## Directions for this task
Copy out all lines that hold "最終ページ".

*** Data records ***

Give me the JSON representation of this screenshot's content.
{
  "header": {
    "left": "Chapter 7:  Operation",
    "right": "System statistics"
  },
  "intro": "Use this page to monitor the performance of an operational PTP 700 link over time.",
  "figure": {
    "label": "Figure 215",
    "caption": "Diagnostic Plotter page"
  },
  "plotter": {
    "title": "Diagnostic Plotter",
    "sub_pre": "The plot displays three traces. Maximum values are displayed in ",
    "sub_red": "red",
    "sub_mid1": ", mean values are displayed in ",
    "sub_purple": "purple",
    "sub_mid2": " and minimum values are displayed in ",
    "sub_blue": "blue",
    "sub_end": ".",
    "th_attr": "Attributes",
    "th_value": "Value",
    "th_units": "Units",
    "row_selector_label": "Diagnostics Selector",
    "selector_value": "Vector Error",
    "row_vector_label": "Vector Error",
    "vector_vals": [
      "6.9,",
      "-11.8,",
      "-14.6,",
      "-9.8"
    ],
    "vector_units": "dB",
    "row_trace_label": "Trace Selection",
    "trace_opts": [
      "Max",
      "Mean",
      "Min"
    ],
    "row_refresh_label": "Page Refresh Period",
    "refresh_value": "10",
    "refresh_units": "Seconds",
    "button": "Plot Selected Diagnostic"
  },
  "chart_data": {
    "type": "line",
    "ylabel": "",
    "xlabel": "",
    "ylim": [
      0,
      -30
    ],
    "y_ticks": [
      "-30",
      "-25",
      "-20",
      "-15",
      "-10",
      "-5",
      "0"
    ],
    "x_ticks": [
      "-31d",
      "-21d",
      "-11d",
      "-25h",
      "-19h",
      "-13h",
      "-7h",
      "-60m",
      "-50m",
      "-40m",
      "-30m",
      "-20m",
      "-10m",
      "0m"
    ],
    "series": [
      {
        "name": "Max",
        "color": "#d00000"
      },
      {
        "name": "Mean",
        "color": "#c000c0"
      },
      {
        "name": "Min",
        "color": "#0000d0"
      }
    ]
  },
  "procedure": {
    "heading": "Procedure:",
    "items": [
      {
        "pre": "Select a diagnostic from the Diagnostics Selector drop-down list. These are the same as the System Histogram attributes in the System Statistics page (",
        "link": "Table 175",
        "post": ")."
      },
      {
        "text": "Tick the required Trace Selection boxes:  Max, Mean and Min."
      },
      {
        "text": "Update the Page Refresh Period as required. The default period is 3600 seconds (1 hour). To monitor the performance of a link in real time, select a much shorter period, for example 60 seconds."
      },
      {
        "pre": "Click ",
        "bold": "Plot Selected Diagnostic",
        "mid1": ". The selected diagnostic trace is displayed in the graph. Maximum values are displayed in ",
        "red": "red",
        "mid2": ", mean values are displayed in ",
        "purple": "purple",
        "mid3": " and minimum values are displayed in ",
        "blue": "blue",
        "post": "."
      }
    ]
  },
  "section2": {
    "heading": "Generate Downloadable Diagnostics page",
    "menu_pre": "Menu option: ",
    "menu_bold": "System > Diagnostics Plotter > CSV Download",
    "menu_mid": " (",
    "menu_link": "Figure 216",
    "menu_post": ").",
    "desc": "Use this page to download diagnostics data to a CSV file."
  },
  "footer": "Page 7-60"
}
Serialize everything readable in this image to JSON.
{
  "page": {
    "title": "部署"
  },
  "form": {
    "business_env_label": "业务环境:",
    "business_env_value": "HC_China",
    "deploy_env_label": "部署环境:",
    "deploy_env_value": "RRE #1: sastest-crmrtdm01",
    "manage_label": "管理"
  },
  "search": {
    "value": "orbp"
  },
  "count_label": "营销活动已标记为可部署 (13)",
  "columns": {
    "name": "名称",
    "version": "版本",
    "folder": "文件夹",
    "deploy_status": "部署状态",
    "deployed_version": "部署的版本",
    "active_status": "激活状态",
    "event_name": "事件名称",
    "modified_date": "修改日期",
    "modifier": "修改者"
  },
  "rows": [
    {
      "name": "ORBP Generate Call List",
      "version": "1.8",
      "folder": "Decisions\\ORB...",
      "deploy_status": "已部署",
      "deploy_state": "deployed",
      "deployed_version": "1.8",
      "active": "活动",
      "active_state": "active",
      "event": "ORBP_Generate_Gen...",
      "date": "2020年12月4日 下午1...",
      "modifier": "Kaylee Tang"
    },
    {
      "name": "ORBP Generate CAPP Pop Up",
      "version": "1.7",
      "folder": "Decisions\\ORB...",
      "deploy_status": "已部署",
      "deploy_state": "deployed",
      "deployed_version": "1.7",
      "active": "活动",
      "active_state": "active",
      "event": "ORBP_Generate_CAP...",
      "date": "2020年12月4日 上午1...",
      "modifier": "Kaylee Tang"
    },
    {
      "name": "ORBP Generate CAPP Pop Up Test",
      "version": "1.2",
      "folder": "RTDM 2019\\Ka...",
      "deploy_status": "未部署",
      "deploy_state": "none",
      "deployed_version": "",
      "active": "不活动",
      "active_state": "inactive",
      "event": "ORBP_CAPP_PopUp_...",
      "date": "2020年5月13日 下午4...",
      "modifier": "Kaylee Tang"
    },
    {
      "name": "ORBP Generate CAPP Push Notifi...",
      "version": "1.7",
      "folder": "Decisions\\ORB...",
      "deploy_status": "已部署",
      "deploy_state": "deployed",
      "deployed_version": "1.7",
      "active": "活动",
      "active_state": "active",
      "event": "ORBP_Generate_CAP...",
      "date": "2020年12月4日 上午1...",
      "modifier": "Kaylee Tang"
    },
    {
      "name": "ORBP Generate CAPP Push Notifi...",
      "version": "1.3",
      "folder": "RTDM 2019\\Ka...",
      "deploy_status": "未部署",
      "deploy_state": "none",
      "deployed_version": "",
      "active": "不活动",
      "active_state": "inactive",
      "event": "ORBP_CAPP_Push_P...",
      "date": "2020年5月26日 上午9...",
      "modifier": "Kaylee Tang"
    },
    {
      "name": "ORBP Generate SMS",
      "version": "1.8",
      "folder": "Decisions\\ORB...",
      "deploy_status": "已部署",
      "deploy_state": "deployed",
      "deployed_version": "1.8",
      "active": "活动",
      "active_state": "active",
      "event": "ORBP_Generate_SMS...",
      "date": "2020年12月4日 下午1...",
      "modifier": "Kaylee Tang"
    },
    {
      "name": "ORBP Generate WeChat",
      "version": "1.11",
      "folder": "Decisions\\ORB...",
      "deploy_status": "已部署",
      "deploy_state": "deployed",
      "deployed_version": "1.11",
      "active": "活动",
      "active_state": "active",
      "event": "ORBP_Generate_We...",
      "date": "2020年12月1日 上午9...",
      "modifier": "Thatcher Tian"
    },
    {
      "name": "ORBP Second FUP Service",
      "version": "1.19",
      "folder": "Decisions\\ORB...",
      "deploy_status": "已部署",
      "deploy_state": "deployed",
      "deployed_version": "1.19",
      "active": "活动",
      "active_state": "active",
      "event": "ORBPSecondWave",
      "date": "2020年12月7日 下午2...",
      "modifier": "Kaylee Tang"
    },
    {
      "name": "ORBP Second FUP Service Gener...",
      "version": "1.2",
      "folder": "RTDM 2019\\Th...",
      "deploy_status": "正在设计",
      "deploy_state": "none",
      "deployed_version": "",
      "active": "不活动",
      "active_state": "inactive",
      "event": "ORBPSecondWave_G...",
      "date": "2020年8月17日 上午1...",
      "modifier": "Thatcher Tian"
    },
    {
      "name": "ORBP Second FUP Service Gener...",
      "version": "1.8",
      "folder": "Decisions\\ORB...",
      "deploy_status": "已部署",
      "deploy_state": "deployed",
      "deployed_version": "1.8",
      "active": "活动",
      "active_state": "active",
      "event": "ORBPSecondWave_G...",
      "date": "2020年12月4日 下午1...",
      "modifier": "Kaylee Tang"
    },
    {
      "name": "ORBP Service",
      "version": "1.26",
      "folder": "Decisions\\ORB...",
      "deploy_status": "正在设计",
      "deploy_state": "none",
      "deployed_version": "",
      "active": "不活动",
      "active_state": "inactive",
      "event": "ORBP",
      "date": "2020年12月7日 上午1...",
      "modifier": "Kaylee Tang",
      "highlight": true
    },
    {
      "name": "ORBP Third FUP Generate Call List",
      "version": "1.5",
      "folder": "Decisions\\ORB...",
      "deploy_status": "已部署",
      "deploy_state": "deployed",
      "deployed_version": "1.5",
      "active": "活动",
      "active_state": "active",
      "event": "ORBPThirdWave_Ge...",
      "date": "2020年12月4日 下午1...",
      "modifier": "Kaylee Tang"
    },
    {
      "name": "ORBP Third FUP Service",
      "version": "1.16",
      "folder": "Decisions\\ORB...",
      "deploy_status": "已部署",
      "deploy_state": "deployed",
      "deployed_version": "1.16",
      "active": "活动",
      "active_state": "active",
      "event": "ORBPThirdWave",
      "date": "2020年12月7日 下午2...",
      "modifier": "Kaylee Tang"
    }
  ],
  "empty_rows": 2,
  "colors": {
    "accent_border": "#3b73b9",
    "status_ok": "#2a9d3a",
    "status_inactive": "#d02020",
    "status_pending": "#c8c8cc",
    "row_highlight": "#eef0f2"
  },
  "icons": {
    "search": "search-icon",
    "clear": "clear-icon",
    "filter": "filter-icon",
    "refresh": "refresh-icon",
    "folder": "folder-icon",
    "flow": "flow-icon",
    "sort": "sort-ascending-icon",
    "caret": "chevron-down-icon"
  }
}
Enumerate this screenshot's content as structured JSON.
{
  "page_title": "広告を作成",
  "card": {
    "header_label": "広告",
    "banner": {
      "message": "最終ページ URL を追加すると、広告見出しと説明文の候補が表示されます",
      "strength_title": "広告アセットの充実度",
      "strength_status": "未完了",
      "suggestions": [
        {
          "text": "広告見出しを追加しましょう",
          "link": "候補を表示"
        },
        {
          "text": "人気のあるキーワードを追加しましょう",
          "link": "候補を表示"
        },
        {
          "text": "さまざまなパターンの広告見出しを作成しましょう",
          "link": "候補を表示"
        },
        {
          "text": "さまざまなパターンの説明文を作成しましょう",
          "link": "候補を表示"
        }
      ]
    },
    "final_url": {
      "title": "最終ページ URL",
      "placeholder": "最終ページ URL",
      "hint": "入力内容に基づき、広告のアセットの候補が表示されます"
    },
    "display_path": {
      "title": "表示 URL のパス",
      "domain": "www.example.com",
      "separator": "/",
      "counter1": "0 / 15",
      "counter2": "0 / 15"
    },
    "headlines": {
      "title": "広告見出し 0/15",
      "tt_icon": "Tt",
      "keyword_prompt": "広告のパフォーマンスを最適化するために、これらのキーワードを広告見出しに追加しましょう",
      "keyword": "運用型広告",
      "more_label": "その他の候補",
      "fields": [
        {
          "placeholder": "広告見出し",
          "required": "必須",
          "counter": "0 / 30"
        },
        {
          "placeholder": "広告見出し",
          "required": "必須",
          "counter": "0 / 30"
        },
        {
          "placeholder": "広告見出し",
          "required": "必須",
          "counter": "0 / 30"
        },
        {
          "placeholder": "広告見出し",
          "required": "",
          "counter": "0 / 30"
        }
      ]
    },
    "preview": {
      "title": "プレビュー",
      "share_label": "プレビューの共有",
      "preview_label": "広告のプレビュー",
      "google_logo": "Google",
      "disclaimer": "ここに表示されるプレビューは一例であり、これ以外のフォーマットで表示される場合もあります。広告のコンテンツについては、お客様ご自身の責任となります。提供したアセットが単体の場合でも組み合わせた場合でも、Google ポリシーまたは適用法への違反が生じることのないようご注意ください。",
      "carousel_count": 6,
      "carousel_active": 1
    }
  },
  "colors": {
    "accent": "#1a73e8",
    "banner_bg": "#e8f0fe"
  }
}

***

## Exercise result
      "message": "最終ページ URL を追加すると、広告見出しと説明文の候補が表示されます",
      "title": "最終ページ URL",
      "placeholder": "最終ページ URL",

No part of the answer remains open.